** REQUIREMENT **
In the entries that follow, find the word "Bandera" and report each line it is on.

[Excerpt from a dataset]
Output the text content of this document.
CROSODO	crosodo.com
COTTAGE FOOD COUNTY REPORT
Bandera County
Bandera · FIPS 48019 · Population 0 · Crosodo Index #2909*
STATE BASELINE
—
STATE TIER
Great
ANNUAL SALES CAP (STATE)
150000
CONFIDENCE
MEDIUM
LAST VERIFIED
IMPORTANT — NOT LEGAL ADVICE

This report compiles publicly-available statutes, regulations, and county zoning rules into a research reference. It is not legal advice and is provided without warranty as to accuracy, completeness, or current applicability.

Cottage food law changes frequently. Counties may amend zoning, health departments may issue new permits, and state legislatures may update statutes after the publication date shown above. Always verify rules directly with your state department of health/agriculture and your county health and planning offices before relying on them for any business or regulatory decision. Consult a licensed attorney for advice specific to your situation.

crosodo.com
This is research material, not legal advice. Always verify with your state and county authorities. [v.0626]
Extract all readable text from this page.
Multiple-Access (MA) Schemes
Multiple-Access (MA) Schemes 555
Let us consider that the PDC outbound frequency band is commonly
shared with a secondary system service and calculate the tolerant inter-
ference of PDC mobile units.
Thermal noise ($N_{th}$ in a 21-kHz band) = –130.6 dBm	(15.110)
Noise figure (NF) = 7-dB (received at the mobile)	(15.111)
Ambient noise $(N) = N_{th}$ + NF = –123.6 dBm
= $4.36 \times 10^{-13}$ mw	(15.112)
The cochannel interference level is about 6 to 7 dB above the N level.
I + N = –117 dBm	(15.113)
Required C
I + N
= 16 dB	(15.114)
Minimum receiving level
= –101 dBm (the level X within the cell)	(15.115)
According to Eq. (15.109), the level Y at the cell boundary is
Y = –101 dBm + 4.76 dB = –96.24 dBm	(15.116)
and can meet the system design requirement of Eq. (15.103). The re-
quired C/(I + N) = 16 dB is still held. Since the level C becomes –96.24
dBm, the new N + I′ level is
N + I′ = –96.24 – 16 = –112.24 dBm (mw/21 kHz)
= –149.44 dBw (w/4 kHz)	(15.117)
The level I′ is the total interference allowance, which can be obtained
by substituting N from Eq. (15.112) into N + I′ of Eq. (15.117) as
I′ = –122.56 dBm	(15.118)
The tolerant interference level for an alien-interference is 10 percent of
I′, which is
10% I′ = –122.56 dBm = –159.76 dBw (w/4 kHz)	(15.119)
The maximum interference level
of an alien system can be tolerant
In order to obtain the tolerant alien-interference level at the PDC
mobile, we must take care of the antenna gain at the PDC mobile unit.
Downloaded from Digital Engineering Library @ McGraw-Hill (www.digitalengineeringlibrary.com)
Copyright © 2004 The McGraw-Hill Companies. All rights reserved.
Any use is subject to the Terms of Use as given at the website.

** WRITTEN RESPONSE **
Bandera County
Bandera · FIPS 48019 · Population 0 · Crosodo Index #2909*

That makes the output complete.